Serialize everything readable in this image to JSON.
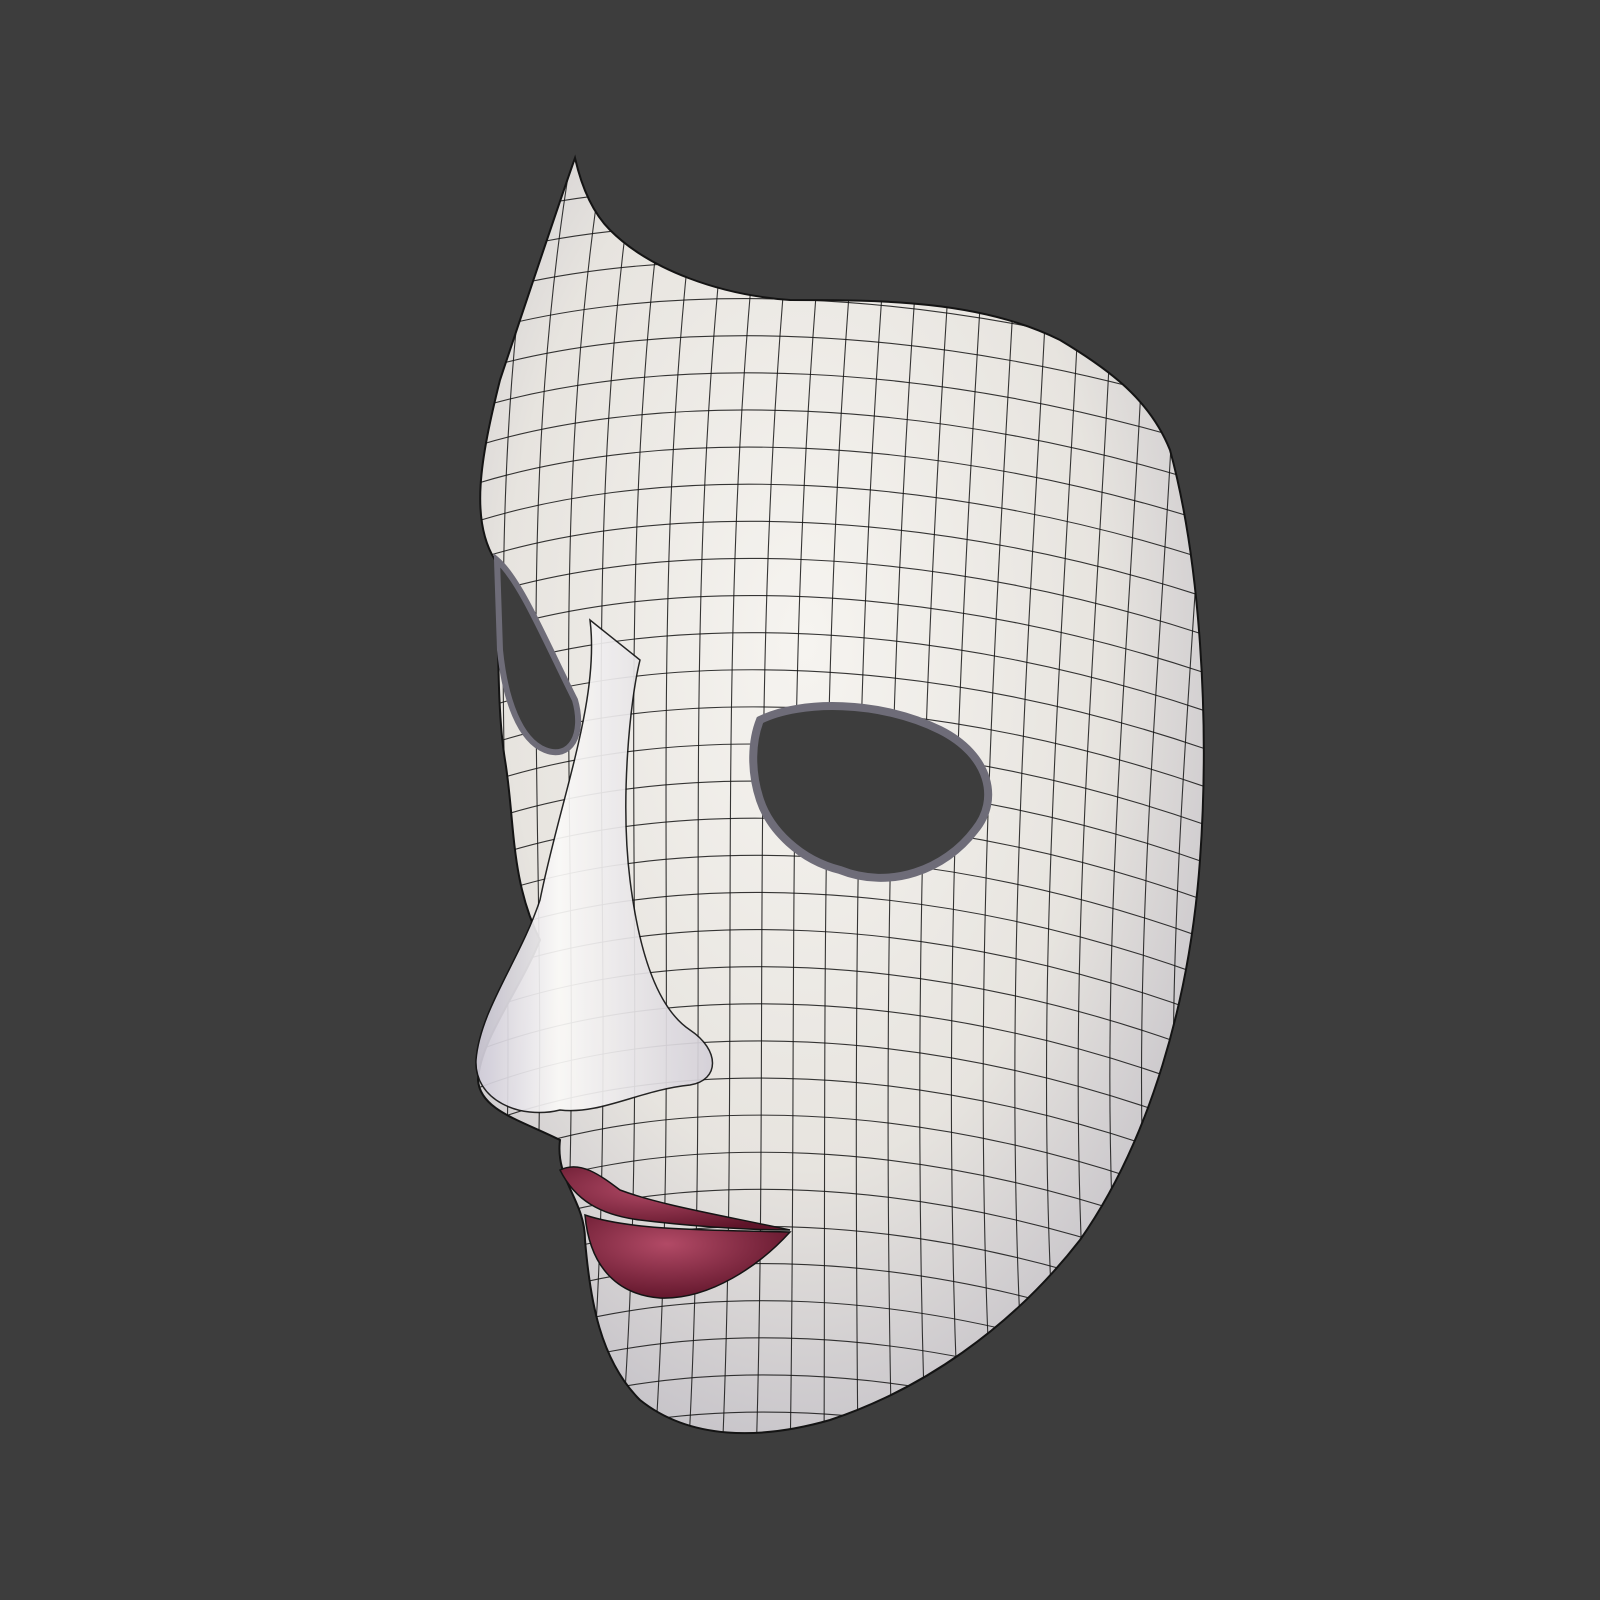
{
  "viewport": {
    "background_color": "#3d3d3d"
  },
  "model": {
    "name": "mask-mesh",
    "base_color": "#ece9e3",
    "shadow_color": "#a9a6b2",
    "wire_color": "#141414",
    "lip_color": "#7a1f38",
    "lip_highlight": "#b24a66",
    "eye_hole_color": "#3d3d3d",
    "cheek_tint": "#d7c2c6"
  }
}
☆ ☆ ☆
* **Problem to solve**
Leave the images out and output the remaining material exactly as it stands.

* **Final result**
Serialize everything readable in this image to JSON.
{
  "viewport": {
    "background_color": "#3d3d3d"
  },
  "model": {
    "name": "mask-mesh",
    "base_color": "#ece9e3",
    "shadow_color": "#a9a6b2",
    "wire_color": "#141414",
    "lip_color": "#7a1f38",
    "lip_highlight": "#b24a66",
    "eye_hole_color": "#3d3d3d",
    "cheek_tint": "#d7c2c6"
  }
}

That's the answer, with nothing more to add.